Could you output each line of the data that follows exactly?

Data to process:
** start **

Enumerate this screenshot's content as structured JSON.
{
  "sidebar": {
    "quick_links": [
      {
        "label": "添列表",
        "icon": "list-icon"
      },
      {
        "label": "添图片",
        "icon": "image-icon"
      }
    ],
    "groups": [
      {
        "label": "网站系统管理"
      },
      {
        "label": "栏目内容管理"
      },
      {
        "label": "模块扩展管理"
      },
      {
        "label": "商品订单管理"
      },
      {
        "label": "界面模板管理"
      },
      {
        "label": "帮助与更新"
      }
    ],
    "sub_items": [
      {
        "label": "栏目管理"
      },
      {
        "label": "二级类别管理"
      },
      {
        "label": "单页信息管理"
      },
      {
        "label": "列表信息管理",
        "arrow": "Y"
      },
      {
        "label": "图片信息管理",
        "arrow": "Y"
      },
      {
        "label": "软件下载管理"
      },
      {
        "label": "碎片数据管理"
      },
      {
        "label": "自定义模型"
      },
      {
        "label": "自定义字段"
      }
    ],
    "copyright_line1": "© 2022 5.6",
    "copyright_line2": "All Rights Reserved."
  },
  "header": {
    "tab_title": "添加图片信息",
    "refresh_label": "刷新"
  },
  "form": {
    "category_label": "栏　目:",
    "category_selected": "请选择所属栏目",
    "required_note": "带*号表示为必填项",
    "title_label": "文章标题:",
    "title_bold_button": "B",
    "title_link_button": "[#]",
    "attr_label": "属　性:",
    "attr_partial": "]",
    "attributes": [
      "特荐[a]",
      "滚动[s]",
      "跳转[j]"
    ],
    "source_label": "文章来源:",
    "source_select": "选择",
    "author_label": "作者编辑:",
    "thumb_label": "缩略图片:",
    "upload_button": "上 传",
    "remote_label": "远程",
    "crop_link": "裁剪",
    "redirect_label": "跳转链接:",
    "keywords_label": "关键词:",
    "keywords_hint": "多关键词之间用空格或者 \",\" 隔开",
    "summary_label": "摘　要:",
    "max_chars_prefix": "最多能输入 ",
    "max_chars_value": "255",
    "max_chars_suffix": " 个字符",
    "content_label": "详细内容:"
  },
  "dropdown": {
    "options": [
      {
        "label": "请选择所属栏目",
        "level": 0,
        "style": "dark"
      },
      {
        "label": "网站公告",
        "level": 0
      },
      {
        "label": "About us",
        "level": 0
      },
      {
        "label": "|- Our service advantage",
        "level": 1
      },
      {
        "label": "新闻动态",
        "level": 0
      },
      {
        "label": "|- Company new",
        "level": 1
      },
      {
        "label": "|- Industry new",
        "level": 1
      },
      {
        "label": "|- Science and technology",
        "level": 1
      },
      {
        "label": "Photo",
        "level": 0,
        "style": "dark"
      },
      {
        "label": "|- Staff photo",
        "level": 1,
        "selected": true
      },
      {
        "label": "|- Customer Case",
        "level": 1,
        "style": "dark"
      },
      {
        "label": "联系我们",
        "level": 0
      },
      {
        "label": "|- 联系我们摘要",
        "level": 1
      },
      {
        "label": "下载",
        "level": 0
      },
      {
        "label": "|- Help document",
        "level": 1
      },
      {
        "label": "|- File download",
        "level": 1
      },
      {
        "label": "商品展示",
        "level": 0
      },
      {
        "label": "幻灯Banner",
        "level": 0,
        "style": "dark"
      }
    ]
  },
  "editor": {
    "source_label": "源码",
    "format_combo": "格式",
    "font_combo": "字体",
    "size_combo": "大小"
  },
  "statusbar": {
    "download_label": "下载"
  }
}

** end **

Output of the exercise:
Enumerate this screenshot's content as structured JSON.
{
  "sidebar": {
    "quick_links": [
      {
        "label": "添列表",
        "icon": "list-icon"
      },
      {
        "label": "添图片",
        "icon": "image-icon"
      }
    ],
    "groups": [
      {
        "label": "网站系统管理"
      },
      {
        "label": "栏目内容管理"
      },
      {
        "label": "模块扩展管理"
      },
      {
        "label": "商品订单管理"
      },
      {
        "label": "界面模板管理"
      },
      {
        "label": "帮助与更新"
      }
    ],
    "sub_items": [
      {
        "label": "栏目管理"
      },
      {
        "label": "二级类别管理"
      },
      {
        "label": "单页信息管理"
      },
      {
        "label": "列表信息管理",
        "arrow": "Y"
      },
      {
        "label": "图片信息管理",
        "arrow": "Y"
      },
      {
        "label": "软件下载管理"
      },
      {
        "label": "碎片数据管理"
      },
      {
        "label": "自定义模型"
      },
      {
        "label": "自定义字段"
      }
    ],
    "copyright_line1": "© 2022 5.6",
    "copyright_line2": "All Rights Reserved."
  },
  "header": {
    "tab_title": "添加图片信息",
    "refresh_label": "刷新"
  },
  "form": {
    "category_label": "栏　目:",
    "category_selected": "请选择所属栏目",
    "required_note": "带*号表示为必填项",
    "title_label": "文章标题:",
    "title_bold_button": "B",
    "title_link_button": "[#]",
    "attr_label": "属　性:",
    "attr_partial": "]",
    "attributes": [
      "特荐[a]",
      "滚动[s]",
      "跳转[j]"
    ],
    "source_label": "文章来源:",
    "source_select": "选择",
    "author_label": "作者编辑:",
    "thumb_label": "缩略图片:",
    "upload_button": "上 传",
    "remote_label": "远程",
    "crop_link": "裁剪",
    "redirect_label": "跳转链接:",
    "keywords_label": "关键词:",
    "keywords_hint": "多关键词之间用空格或者 \",\" 隔开",
    "summary_label": "摘　要:",
    "max_chars_prefix": "最多能输入 ",
    "max_chars_value": "255",
    "max_chars_suffix": " 个字符",
    "content_label": "详细内容:"
  },
  "dropdown": {
    "options": [
      {
        "label": "请选择所属栏目",
        "level": 0,
        "style": "dark"
      },
      {
        "label": "网站公告",
        "level": 0
      },
      {
        "label": "About us",
        "level": 0
      },
      {
        "label": "|- Our service advantage",
        "level": 1
      },
      {
        "label": "新闻动态",
        "level": 0
      },
      {
        "label": "|- Company new",
        "level": 1
      },
      {
        "label": "|- Industry new",
        "level": 1
      },
      {
        "label": "|- Science and technology",
        "level": 1
      },
      {
        "label": "Photo",
        "level": 0,
        "style": "dark"
      },
      {
        "label": "|- Staff photo",
        "level": 1,
        "selected": true
      },
      {
        "label": "|- Customer Case",
        "level": 1,
        "style": "dark"
      },
      {
        "label": "联系我们",
        "level": 0
      },
      {
        "label": "|- 联系我们摘要",
        "level": 1
      },
      {
        "label": "下载",
        "level": 0
      },
      {
        "label": "|- Help document",
        "level": 1
      },
      {
        "label": "|- File download",
        "level": 1
      },
      {
        "label": "商品展示",
        "level": 0
      },
      {
        "label": "幻灯Banner",
        "level": 0,
        "style": "dark"
      }
    ]
  },
  "editor": {
    "source_label": "源码",
    "format_combo": "格式",
    "font_combo": "字体",
    "size_combo": "大小"
  },
  "statusbar": {
    "download_label": "下载"
  }
}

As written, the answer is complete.